(Stored data)

■ ■ ■ ■ ■ ■ ■

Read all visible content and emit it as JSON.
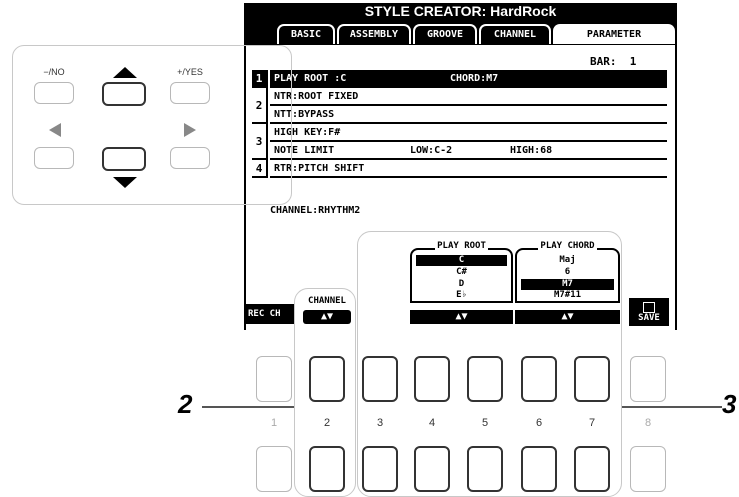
{
  "header": {
    "title": "STYLE CREATOR: HardRock"
  },
  "tabs": [
    "BASIC",
    "ASSEMBLY",
    "GROOVE",
    "CHANNEL",
    "PARAMETER"
  ],
  "bar": {
    "label": "BAR:",
    "value": "1"
  },
  "params": [
    {
      "num": "1",
      "text": "PLAY ROOT   :C",
      "extra": "CHORD:M7"
    },
    {
      "num": "2",
      "text": "NTR:ROOT FIXED"
    },
    {
      "text": "NTT:BYPASS"
    },
    {
      "num": "3",
      "text": "HIGH KEY:F#"
    },
    {
      "text": "NOTE LIMIT",
      "low": "LOW:C-2",
      "high": "HIGH:68"
    },
    {
      "num": "4",
      "text": "RTR:PITCH SHIFT"
    }
  ],
  "channel": {
    "label": "CHANNEL:RHYTHM2"
  },
  "play_root": {
    "title": "PLAY ROOT",
    "items": [
      "C",
      "C#",
      "D",
      "E♭"
    ],
    "selected": "C",
    "arrows": "▲▼"
  },
  "play_chord": {
    "title": "PLAY CHORD",
    "items": [
      "Maj",
      "6",
      "M7",
      "M7#11"
    ],
    "selected": "M7",
    "arrows": "▲▼"
  },
  "soft": {
    "rec_ch": "REC CH",
    "channel": "CHANNEL",
    "channel_arrows": "▲▼",
    "save": "SAVE"
  },
  "panel": {
    "no": "−/NO",
    "yes": "+/YES"
  },
  "button_numbers": [
    "1",
    "2",
    "3",
    "4",
    "5",
    "6",
    "7",
    "8"
  ],
  "callouts": {
    "left": "2",
    "right": "3"
  }
}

■ ■ ■ ■ ■ ■ ■

Return the material word for word. Pictures are not part of the copy.

> Written answer
Read all visible content and emit it as JSON.
{
  "header": {
    "title": "STYLE CREATOR: HardRock"
  },
  "tabs": [
    "BASIC",
    "ASSEMBLY",
    "GROOVE",
    "CHANNEL",
    "PARAMETER"
  ],
  "bar": {
    "label": "BAR:",
    "value": "1"
  },
  "params": [
    {
      "num": "1",
      "text": "PLAY ROOT   :C",
      "extra": "CHORD:M7"
    },
    {
      "num": "2",
      "text": "NTR:ROOT FIXED"
    },
    {
      "text": "NTT:BYPASS"
    },
    {
      "num": "3",
      "text": "HIGH KEY:F#"
    },
    {
      "text": "NOTE LIMIT",
      "low": "LOW:C-2",
      "high": "HIGH:68"
    },
    {
      "num": "4",
      "text": "RTR:PITCH SHIFT"
    }
  ],
  "channel": {
    "label": "CHANNEL:RHYTHM2"
  },
  "play_root": {
    "title": "PLAY ROOT",
    "items": [
      "C",
      "C#",
      "D",
      "E♭"
    ],
    "selected": "C",
    "arrows": "▲▼"
  },
  "play_chord": {
    "title": "PLAY CHORD",
    "items": [
      "Maj",
      "6",
      "M7",
      "M7#11"
    ],
    "selected": "M7",
    "arrows": "▲▼"
  },
  "soft": {
    "rec_ch": "REC CH",
    "channel": "CHANNEL",
    "channel_arrows": "▲▼",
    "save": "SAVE"
  },
  "panel": {
    "no": "−/NO",
    "yes": "+/YES"
  },
  "button_numbers": [
    "1",
    "2",
    "3",
    "4",
    "5",
    "6",
    "7",
    "8"
  ],
  "callouts": {
    "left": "2",
    "right": "3"
  }
}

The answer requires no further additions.